Combined Measures of Psychomotor and Cognitive Alterations as a Potential Hallmark for Bipolar Depression

Article information

Psychiatry Investig. 2019;16(12):954-957
Publication date (electronic) : 2019 December 25
doi :
1Laboratory “Movement, Interactions, Performance” (E.A. 4334), Faculty of Sport Sciences, University of Nantes, Nantes, France
2Addictology and Liaison Psychiatry Department, University Hospital Nantes, Nantes, France
Correspondence: Veronique Thomas-Ollivier, PhD Laboratory “Movement, Interactions, Performance” (UPRES-E.A. 4334), Faculty of Sport Science, University of Nantes, 25 bis boulevard Guy Mollet, BP 72206, 44322 Nantes Cedex 3, France Tel: +33 (0)2 51 83 72 14, Fax: +33 (0)2 51 83 70 45 E-mail:
Received 2019 May 13; Revised 2019 October 3; Accepted 2019 November 7.



The current study aimed to examine whether specific features of psychomotor retardation (PMR) and cognitive functioning established different profiles in unipolar (UD) and bipolar depression (BD).


Two groups of age-matched patients with UD (n=54) and BD (n=20) completed the Montgomery-Asberg Depression Rating Scale (MADRS/60), the Montreal Cognitive Assessment (MoCA/30), and the Salpêtrière Retardation Rating Scale (SRRS/60). We analyzed the group effect and then performed intra-group analyses.

> [BRIEF 1]:
Translate this sentence from the article text on bipolar depression into Spanish: "The current study aimed to examine whether specific features of psychomotor retardation (PMR) and cognitive functioning established different profiles in unipolar (UD) and bipolar depression (BD)."
> [BRIEF 2]:
Reproduce the passage of the article text on bipolar depression starting at "Combined Measures of" and ending at "2019 November 7.".

> [LISTED RECORDS]:
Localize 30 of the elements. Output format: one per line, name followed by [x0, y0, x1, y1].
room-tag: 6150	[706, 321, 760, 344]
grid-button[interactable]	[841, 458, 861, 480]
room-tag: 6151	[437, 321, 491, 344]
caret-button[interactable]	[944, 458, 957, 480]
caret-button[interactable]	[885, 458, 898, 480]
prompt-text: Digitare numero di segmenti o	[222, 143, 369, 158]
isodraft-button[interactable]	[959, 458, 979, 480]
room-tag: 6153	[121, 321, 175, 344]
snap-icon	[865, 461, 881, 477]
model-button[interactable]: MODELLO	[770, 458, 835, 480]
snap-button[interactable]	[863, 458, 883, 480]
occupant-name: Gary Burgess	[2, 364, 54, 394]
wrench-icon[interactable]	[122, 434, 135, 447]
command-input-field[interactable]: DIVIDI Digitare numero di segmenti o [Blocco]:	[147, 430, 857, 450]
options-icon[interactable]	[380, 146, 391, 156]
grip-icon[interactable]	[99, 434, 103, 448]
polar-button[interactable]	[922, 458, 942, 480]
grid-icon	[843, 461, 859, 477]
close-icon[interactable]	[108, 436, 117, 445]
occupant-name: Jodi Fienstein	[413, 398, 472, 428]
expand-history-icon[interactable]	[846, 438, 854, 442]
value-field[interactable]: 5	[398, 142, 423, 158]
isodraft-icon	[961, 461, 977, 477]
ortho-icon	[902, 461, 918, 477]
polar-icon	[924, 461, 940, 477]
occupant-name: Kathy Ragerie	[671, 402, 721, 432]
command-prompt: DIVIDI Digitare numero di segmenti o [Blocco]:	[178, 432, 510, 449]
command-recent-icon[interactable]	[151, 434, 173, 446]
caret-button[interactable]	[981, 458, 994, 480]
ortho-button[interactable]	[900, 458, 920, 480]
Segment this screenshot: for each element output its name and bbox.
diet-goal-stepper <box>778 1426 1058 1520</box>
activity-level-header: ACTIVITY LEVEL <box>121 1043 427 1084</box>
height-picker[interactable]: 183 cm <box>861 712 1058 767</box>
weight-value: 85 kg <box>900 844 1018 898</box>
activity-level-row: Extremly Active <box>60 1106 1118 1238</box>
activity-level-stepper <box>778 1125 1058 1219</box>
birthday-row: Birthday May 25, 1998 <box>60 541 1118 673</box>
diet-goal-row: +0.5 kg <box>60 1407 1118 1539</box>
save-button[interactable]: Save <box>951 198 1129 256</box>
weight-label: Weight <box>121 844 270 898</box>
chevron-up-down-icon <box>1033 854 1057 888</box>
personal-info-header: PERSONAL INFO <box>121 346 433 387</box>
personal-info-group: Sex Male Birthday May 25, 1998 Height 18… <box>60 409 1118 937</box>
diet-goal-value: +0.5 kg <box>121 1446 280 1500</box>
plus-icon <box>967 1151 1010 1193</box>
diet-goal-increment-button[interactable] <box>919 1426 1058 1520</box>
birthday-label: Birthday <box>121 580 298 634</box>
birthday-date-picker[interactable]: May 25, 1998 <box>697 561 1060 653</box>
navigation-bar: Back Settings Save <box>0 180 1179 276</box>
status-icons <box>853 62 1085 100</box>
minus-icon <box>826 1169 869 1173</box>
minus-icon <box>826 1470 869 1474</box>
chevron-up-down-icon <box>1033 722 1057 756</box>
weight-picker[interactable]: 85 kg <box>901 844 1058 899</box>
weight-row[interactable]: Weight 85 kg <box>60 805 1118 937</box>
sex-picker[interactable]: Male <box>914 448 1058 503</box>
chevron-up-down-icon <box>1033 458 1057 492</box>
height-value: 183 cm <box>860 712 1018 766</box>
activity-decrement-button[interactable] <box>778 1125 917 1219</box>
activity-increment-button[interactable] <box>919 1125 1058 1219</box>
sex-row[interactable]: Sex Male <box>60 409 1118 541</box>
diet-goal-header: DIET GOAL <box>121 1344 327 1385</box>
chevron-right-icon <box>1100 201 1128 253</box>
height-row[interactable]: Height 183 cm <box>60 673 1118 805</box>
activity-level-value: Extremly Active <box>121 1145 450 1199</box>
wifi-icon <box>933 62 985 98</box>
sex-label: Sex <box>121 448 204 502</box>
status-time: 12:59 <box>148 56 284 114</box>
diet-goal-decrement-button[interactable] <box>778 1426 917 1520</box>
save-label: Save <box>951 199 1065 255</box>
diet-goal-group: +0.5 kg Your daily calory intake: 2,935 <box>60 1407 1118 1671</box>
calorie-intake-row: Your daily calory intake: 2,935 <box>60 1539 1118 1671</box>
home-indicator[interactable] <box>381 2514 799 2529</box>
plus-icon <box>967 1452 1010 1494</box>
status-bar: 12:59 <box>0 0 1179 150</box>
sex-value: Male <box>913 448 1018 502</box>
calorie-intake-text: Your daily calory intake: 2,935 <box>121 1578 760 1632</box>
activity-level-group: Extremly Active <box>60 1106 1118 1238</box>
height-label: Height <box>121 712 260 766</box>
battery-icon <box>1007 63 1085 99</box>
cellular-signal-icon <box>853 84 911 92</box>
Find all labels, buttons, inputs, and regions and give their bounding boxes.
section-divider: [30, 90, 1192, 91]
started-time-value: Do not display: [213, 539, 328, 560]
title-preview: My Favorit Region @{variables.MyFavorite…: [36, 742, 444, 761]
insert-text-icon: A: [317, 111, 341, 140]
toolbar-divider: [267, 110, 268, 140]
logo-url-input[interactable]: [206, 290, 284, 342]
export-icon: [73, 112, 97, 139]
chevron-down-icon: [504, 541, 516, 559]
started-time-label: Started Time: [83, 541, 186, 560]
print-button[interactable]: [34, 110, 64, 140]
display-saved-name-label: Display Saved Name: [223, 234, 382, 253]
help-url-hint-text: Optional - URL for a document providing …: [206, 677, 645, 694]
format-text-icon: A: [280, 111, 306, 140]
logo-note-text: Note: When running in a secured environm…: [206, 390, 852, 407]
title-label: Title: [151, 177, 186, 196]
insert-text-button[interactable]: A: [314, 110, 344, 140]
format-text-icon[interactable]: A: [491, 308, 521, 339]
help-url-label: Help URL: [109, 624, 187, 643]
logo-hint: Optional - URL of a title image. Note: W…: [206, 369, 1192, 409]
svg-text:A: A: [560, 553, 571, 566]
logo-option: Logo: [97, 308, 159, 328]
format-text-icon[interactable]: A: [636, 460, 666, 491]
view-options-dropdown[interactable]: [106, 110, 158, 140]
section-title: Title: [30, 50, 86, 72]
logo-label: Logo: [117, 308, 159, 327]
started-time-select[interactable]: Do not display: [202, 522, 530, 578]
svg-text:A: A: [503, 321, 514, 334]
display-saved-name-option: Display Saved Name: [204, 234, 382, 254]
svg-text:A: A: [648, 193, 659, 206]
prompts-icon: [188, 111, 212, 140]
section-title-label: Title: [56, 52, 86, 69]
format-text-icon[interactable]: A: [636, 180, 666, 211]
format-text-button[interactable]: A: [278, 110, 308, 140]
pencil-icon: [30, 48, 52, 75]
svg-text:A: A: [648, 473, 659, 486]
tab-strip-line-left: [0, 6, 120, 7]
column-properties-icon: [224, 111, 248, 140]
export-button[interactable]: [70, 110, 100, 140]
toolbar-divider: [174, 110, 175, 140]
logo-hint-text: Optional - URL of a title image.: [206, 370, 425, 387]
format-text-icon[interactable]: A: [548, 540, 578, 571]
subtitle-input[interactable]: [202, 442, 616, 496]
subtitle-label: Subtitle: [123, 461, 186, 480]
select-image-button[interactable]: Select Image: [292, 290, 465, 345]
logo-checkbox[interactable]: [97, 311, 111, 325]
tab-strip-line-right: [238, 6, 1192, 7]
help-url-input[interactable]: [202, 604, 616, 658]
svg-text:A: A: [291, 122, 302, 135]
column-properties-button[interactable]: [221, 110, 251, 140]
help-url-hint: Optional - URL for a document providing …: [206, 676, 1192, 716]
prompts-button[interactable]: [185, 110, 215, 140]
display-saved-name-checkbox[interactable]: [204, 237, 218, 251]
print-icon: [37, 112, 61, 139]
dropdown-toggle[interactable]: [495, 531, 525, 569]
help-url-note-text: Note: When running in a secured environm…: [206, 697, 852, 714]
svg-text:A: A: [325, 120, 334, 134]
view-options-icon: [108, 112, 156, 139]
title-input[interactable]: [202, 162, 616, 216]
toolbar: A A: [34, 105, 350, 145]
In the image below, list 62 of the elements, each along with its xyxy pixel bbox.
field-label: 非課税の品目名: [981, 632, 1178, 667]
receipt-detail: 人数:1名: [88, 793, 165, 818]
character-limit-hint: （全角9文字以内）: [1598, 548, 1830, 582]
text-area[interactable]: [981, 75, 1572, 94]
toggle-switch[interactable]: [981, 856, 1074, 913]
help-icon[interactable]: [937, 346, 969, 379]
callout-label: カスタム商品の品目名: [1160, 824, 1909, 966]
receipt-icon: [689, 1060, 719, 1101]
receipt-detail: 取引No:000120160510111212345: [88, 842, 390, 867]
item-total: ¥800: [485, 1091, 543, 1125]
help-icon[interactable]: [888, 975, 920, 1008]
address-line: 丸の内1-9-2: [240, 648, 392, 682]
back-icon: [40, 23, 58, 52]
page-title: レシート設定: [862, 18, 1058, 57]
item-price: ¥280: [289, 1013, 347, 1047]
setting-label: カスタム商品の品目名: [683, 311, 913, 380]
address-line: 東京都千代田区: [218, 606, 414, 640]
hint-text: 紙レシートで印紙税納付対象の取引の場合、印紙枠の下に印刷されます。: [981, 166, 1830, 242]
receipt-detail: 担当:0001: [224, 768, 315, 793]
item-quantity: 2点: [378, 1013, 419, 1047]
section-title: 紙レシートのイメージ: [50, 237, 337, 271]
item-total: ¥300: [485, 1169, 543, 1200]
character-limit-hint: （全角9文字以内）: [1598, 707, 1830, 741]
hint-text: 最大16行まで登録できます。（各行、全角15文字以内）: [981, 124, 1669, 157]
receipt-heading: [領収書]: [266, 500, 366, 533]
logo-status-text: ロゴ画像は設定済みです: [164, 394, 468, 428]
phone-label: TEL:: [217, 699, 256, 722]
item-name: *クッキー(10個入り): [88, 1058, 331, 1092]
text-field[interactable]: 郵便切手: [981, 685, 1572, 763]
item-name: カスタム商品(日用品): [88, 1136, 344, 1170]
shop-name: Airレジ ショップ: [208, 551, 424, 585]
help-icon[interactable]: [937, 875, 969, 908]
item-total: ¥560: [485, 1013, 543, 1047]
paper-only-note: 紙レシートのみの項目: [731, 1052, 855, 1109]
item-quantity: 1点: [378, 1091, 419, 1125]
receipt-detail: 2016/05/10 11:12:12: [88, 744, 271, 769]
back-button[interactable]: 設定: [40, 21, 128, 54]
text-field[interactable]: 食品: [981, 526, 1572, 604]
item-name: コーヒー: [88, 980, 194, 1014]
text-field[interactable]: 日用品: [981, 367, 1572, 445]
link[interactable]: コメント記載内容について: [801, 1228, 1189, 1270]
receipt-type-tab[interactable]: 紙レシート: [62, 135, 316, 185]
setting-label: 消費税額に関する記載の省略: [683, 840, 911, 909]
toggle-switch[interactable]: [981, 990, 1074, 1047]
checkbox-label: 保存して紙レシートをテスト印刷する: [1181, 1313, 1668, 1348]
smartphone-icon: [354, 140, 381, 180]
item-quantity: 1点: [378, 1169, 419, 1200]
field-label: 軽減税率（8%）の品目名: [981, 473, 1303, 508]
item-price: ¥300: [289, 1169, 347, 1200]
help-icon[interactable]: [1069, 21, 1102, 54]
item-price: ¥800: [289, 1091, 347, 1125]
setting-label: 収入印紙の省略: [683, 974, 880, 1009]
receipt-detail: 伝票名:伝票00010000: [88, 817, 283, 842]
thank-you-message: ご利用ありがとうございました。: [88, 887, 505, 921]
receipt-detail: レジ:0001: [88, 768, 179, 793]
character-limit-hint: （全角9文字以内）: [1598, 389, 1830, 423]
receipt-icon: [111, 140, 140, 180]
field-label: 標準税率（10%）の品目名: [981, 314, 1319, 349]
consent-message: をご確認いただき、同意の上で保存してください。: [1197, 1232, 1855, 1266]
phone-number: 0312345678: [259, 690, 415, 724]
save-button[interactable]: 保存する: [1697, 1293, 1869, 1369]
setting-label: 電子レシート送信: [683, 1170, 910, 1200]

> [TASK RESULT 1]:
El presente estudio tuvo como objetivo examinar si ciertas características específicas del retraso psicomotor (PMR) y del funcionamiento cognitivo establecían perfiles diferentes en la depresión unipolar (UD) y en la depresión bipolar (BD).

> [TASK RESULT 2]:
Combined Measures of Psychomotor and Cognitive Alterations as a Potential Hallmark for Bipolar Depression

Article information

Psychiatry Investig. 2019;16(12):954-957
Publication date (electronic) : 2019 December 25
doi :
1Laboratory “Movement, Interactions, Performance” (E.A. 4334), Faculty of Sport Sciences, University of Nantes, Nantes, France
2Addictology and Liaison Psychiatry Department, University Hospital Nantes, Nantes, France
Correspondence: Veronique Thomas-Ollivier, PhD Laboratory “Movement, Interactions, Performance” (UPRES-E.A. 4334), Faculty of Sport Science, University of Nantes, 25 bis boulevard Guy Mollet, BP 72206, 44322 Nantes Cedex 3, France Tel: +33 (0)2 51 83 72 14, Fax: +33 (0)2 51 83 70 45 E-mail:
Received 2019 May 13; Revised 2019 October 3; Accepted 2019 November 7.